• **The problem**: Exclude the pictures, then copy all remaining records exactly.

--- BEGIN Data section ---

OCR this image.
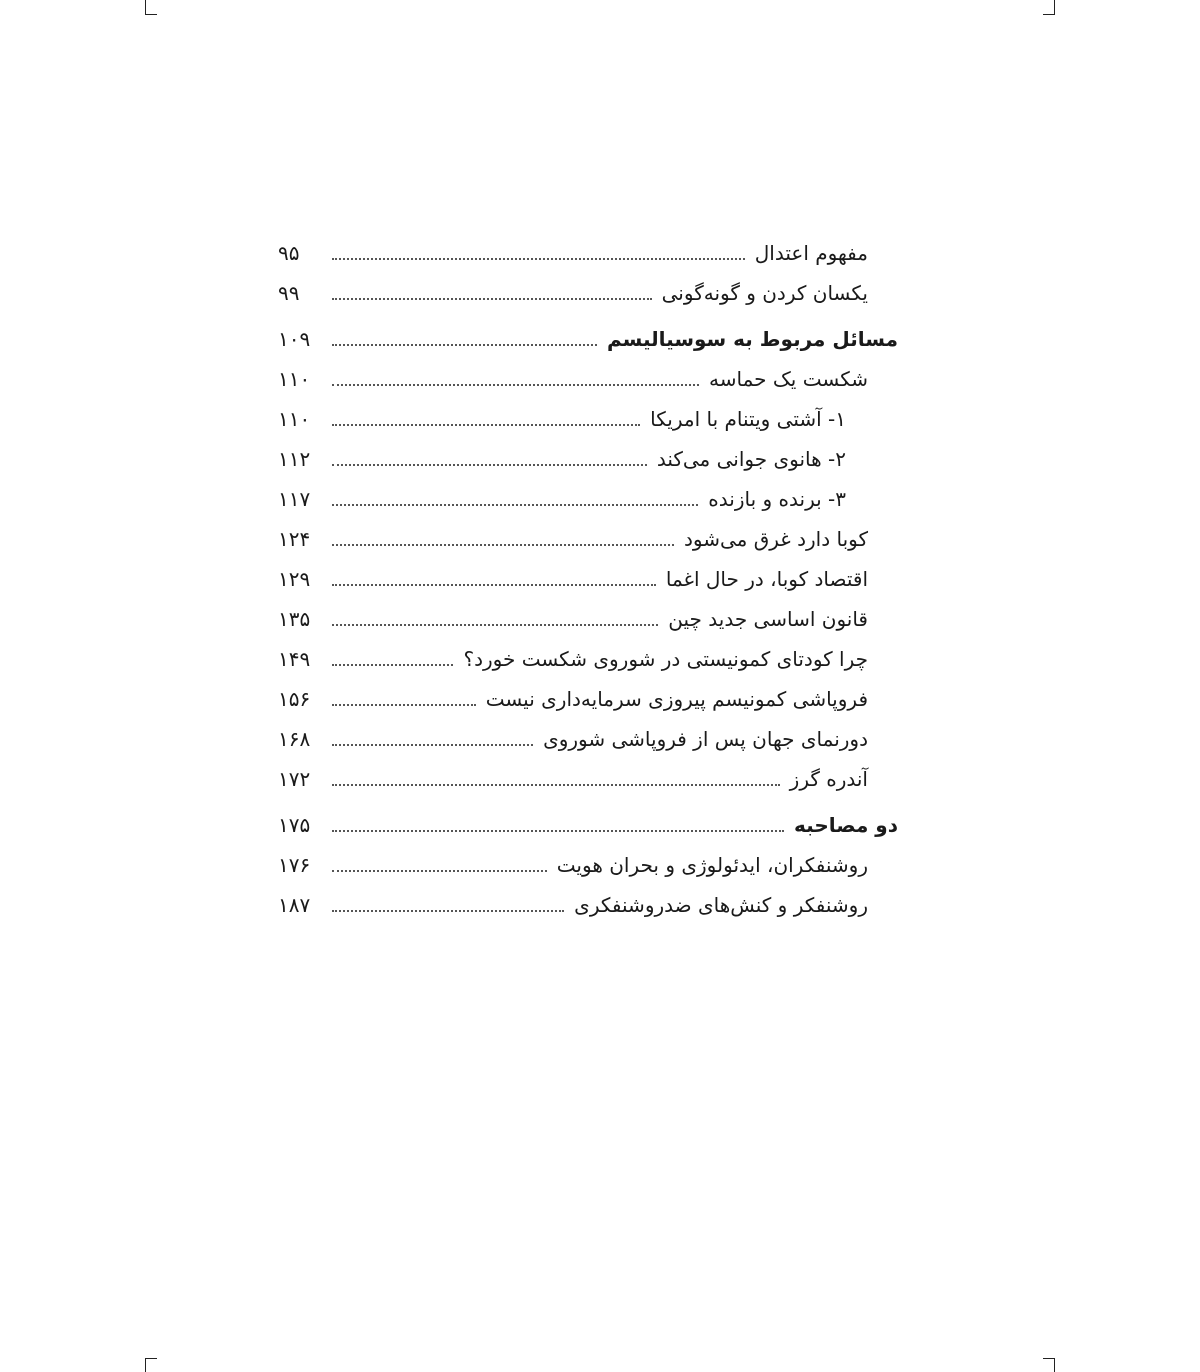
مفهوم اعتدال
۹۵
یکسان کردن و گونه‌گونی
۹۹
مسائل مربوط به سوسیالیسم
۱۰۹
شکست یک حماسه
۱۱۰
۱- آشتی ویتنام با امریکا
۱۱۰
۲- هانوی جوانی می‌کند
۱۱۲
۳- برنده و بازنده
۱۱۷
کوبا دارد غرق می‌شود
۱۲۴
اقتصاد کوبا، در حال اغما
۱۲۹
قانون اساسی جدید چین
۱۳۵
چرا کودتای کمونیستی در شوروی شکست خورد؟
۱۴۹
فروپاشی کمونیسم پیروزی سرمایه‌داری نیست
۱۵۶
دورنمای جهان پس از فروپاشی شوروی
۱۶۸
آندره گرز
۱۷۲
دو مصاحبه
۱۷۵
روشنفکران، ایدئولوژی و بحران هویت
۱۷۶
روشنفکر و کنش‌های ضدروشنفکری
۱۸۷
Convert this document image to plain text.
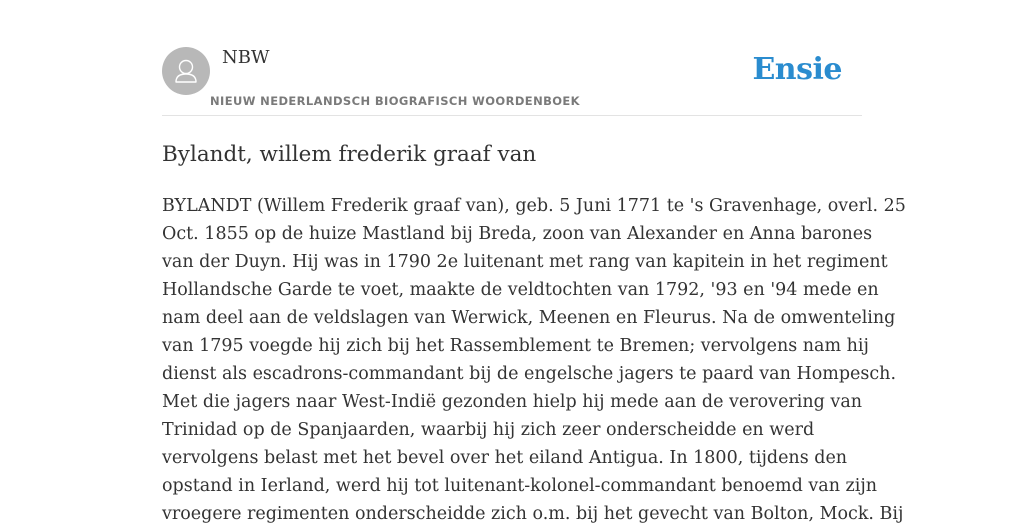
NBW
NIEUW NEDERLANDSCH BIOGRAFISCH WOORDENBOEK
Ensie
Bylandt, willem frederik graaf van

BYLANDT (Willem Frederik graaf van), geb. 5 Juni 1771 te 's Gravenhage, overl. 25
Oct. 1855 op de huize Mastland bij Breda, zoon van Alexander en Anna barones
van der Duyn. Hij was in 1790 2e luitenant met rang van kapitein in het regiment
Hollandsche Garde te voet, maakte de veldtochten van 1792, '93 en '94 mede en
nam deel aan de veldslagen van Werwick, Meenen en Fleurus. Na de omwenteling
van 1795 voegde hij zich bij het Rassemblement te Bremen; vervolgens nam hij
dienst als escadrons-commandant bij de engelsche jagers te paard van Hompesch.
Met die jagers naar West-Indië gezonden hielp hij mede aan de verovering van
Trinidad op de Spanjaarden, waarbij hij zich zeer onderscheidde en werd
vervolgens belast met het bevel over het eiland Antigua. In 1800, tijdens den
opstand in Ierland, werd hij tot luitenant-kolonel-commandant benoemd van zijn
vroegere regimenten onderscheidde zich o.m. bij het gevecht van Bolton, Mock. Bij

--- END Data section ---

• **In response**:
OCR this image.
مفهوم اعتدال
۹۵
یکسان کردن و گونه‌گونی
۹۹
مسائل مربوط به سوسیالیسم
۱۰۹
شکست یک حماسه
۱۱۰
۱- آشتی ویتنام با امریکا
۱۱۰
۲- هانوی جوانی می‌کند
۱۱۲
۳- برنده و بازنده
۱۱۷
کوبا دارد غرق می‌شود
۱۲۴
اقتصاد کوبا، در حال اغما
۱۲۹
قانون اساسی جدید چین
۱۳۵
چرا کودتای کمونیستی در شوروی شکست خورد؟
۱۴۹
فروپاشی کمونیسم پیروزی سرمایه‌داری نیست
۱۵۶
دورنمای جهان پس از فروپاشی شوروی
۱۶۸
آندره گرز
۱۷۲
دو مصاحبه
۱۷۵
روشنفکران، ایدئولوژی و بحران هویت
۱۷۶
روشنفکر و کنش‌های ضدروشنفکری
۱۸۷
Convert this document image to plain text.
NBW
NIEUW NEDERLANDSCH BIOGRAFISCH WOORDENBOEK
Ensie
Bylandt, willem frederik graaf van

BYLANDT (Willem Frederik graaf van), geb. 5 Juni 1771 te 's Gravenhage, overl. 25
Oct. 1855 op de huize Mastland bij Breda, zoon van Alexander en Anna barones
van der Duyn. Hij was in 1790 2e luitenant met rang van kapitein in het regiment
Hollandsche Garde te voet, maakte de veldtochten van 1792, '93 en '94 mede en
nam deel aan de veldslagen van Werwick, Meenen en Fleurus. Na de omwenteling
van 1795 voegde hij zich bij het Rassemblement te Bremen; vervolgens nam hij
dienst als escadrons-commandant bij de engelsche jagers te paard van Hompesch.
Met die jagers naar West-Indië gezonden hielp hij mede aan de verovering van
Trinidad op de Spanjaarden, waarbij hij zich zeer onderscheidde en werd
vervolgens belast met het bevel over het eiland Antigua. In 1800, tijdens den
opstand in Ierland, werd hij tot luitenant-kolonel-commandant benoemd van zijn
vroegere regimenten onderscheidde zich o.m. bij het gevecht van Bolton, Mock. Bij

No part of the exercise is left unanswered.